- **WHAT YOU ARE ASKED TO DO**:
Look through the records below and collect all lines that hold the string "汕头市商品房买卖合同".

==============================

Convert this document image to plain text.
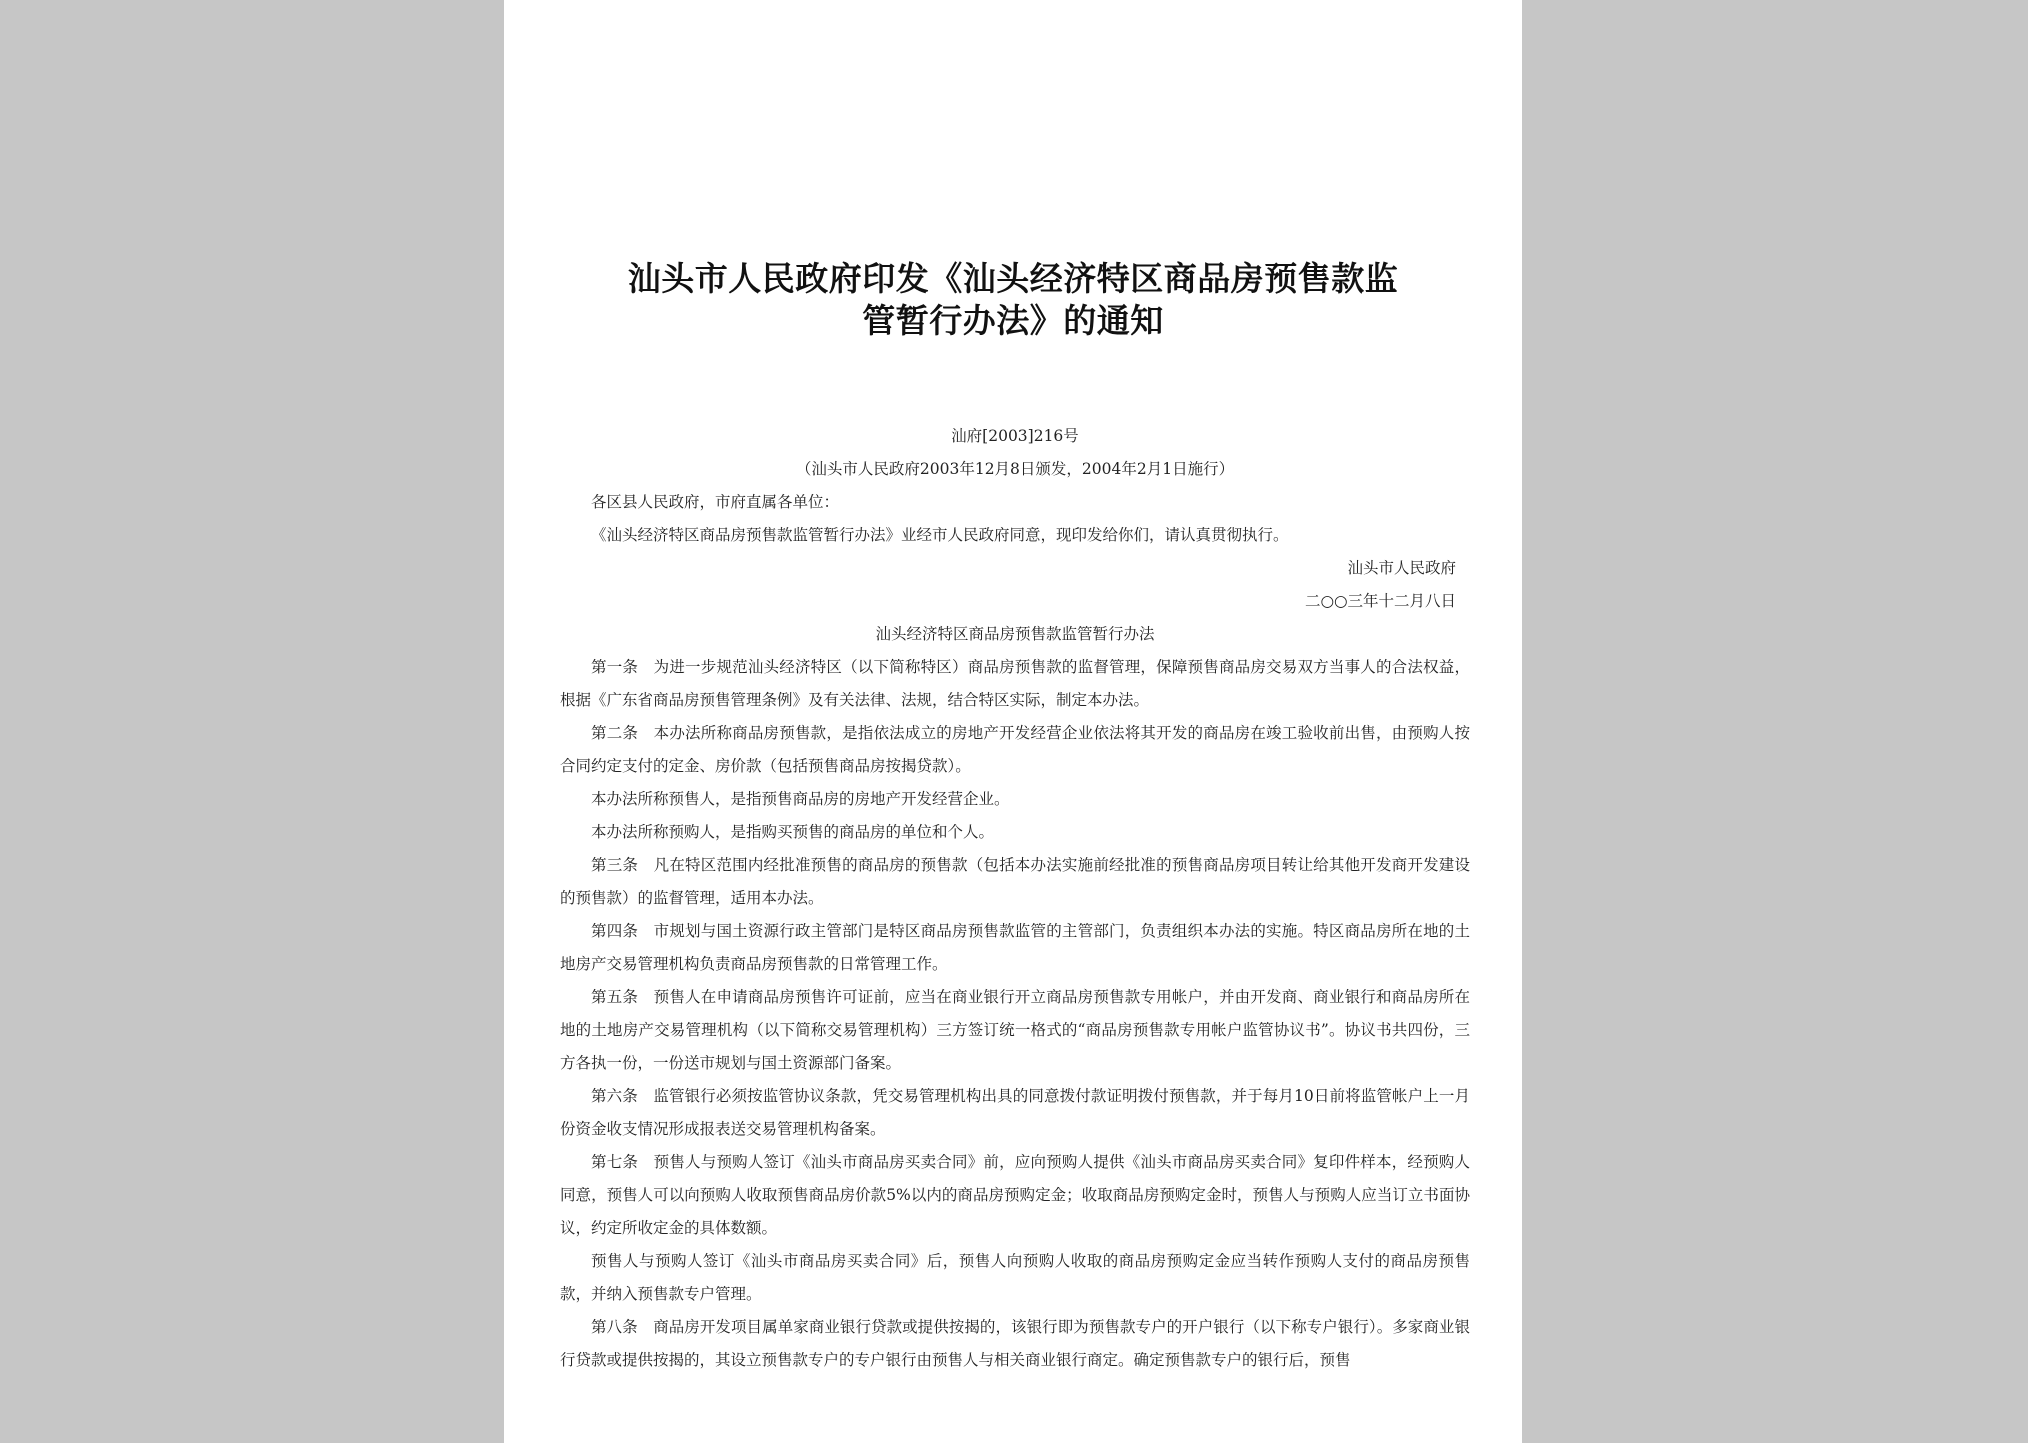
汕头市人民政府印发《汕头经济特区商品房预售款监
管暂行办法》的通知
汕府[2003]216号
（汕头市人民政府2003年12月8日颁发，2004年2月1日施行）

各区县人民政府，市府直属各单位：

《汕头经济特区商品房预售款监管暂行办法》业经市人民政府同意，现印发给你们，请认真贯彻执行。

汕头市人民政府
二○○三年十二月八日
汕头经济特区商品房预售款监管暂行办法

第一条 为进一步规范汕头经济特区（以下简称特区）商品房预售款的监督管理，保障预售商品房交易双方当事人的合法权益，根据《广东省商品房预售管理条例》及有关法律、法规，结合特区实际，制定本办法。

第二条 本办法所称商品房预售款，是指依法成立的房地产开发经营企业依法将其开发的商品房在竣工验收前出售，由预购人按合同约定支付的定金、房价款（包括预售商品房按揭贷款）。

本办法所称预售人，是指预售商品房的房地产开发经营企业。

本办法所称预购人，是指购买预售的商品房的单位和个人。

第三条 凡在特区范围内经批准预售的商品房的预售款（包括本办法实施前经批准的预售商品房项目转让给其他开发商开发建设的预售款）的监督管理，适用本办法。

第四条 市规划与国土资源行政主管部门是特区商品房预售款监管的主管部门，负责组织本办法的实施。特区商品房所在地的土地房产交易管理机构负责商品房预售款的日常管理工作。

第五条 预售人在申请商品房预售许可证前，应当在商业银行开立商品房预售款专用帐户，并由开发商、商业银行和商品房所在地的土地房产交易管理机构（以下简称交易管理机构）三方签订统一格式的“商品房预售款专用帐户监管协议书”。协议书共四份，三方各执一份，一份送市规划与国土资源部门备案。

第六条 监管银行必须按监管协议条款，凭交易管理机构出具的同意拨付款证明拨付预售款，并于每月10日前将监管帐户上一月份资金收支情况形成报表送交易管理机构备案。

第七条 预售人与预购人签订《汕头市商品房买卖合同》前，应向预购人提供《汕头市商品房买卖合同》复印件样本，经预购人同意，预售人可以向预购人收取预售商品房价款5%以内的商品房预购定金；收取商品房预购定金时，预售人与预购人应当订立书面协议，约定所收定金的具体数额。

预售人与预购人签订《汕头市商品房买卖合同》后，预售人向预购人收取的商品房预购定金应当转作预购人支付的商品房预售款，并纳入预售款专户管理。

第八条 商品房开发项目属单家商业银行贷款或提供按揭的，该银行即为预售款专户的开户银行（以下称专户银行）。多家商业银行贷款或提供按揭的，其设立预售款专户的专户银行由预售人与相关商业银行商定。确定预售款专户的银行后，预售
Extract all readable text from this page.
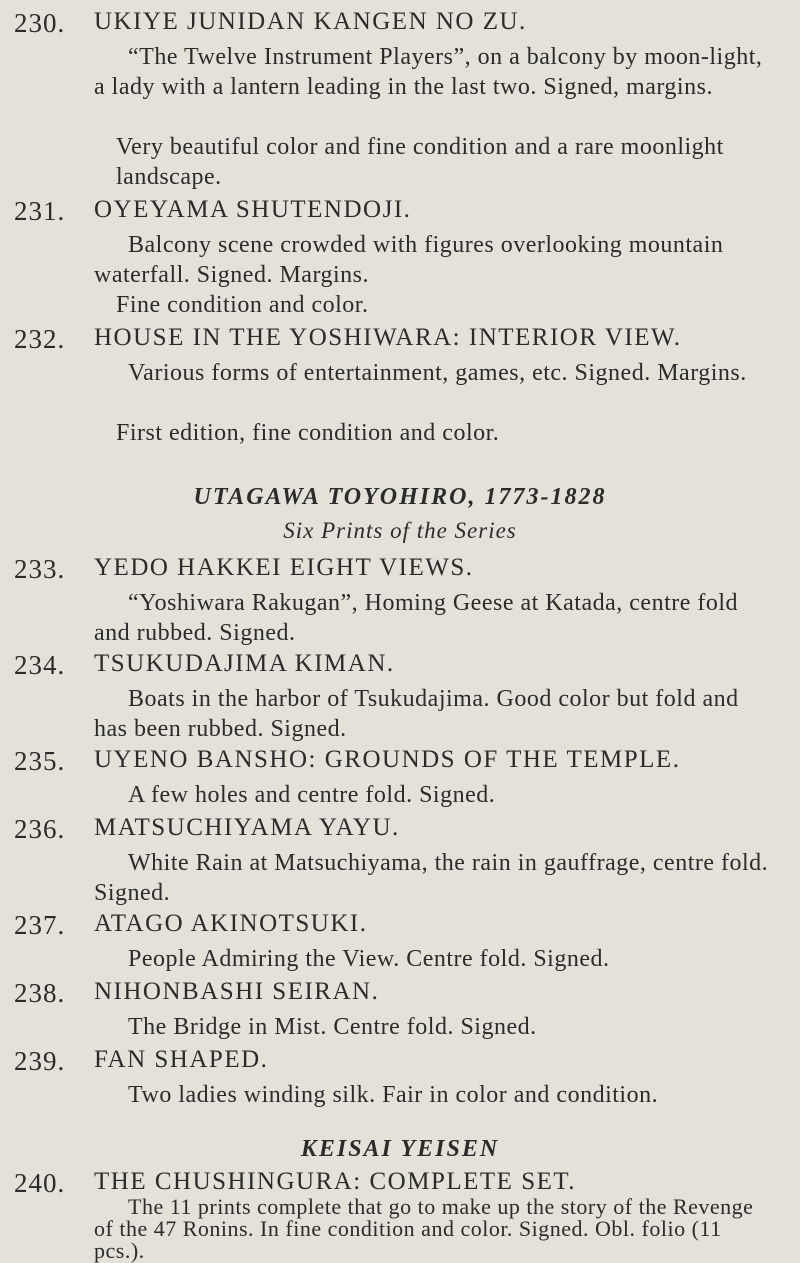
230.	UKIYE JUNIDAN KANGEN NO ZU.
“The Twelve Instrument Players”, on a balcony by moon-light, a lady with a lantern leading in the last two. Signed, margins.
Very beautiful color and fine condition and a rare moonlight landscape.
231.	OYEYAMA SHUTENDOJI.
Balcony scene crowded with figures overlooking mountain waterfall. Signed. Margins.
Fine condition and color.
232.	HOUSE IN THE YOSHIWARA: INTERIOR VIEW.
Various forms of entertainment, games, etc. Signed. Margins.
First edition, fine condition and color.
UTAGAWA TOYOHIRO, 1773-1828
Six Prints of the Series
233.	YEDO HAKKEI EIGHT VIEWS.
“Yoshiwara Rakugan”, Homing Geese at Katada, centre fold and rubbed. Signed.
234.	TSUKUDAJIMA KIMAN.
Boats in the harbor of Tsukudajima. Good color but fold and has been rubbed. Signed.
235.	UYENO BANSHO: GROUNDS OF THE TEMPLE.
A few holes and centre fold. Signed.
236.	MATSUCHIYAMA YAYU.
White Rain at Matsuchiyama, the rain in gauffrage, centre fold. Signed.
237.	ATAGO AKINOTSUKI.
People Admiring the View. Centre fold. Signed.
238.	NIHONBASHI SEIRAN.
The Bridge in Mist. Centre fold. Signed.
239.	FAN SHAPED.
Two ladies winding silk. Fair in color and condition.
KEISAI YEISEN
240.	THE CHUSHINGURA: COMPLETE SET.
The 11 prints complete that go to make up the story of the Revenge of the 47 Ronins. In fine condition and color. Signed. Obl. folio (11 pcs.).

==============================

- **FULL SOLUTION**:
第七条 预售人与预购人签订《汕头市商品房买卖合同》前，应向预购人提供《汕头市商品房买卖合同》复印件样本，经预购人同意，预售人可以向预购人收取预售商品房价款5%以内的商品房预购定金；收取商品房预购定金时，预售人与预购人应当订立书面协议，约定所收定金的具体数额。
预售人与预购人签订《汕头市商品房买卖合同》后，预售人向预购人收取的商品房预购定金应当转作预购人支付的商品房预售款，并纳入预售款专户管理。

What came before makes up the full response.